**Problem statement:** What follows is a listing; give it again exactly, in its entirety.

**Material to process:**
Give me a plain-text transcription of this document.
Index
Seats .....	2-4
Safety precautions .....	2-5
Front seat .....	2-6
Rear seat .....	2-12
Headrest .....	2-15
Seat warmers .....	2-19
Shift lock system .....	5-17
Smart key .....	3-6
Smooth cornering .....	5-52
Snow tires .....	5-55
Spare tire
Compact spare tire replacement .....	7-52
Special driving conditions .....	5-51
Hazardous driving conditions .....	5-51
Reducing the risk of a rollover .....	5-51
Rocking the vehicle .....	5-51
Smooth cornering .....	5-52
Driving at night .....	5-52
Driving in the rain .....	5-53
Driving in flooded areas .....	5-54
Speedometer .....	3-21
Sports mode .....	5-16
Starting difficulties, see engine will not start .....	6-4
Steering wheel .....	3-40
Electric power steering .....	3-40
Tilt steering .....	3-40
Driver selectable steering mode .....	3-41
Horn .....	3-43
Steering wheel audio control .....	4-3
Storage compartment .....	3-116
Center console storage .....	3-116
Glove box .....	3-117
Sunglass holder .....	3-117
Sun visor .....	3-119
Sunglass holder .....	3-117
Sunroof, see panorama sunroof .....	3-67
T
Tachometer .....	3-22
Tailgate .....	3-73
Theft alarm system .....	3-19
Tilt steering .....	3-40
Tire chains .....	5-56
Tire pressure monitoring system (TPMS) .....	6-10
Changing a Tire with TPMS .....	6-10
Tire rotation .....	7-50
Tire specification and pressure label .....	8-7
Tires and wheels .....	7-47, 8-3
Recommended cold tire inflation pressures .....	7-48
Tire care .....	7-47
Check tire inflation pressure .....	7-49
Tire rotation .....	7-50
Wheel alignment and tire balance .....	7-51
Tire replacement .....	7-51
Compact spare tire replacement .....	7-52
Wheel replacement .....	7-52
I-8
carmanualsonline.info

**Result below:**
Give me a plain-text transcription of this document.
Index
Seats .....	2-4
Safety precautions .....	2-5
Front seat .....	2-6
Rear seat .....	2-12
Headrest .....	2-15
Seat warmers .....	2-19
Shift lock system .....	5-17
Smart key .....	3-6
Smooth cornering .....	5-52
Snow tires .....	5-55
Spare tire
Compact spare tire replacement .....	7-52
Special driving conditions .....	5-51
Hazardous driving conditions .....	5-51
Reducing the risk of a rollover .....	5-51
Rocking the vehicle .....	5-51
Smooth cornering .....	5-52
Driving at night .....	5-52
Driving in the rain .....	5-53
Driving in flooded areas .....	5-54
Speedometer .....	3-21
Sports mode .....	5-16
Starting difficulties, see engine will not start .....	6-4
Steering wheel .....	3-40
Electric power steering .....	3-40
Tilt steering .....	3-40
Driver selectable steering mode .....	3-41
Horn .....	3-43
Steering wheel audio control .....	4-3
Storage compartment .....	3-116
Center console storage .....	3-116
Glove box .....	3-117
Sunglass holder .....	3-117
Sun visor .....	3-119
Sunglass holder .....	3-117
Sunroof, see panorama sunroof .....	3-67
T
Tachometer .....	3-22
Tailgate .....	3-73
Theft alarm system .....	3-19
Tilt steering .....	3-40
Tire chains .....	5-56
Tire pressure monitoring system (TPMS) .....	6-10
Changing a Tire with TPMS .....	6-10
Tire rotation .....	7-50
Tire specification and pressure label .....	8-7
Tires and wheels .....	7-47, 8-3
Recommended cold tire inflation pressures .....	7-48
Tire care .....	7-47
Check tire inflation pressure .....	7-49
Tire rotation .....	7-50
Wheel alignment and tire balance .....	7-51
Tire replacement .....	7-51
Compact spare tire replacement .....	7-52
Wheel replacement .....	7-52
I-8
carmanualsonline.info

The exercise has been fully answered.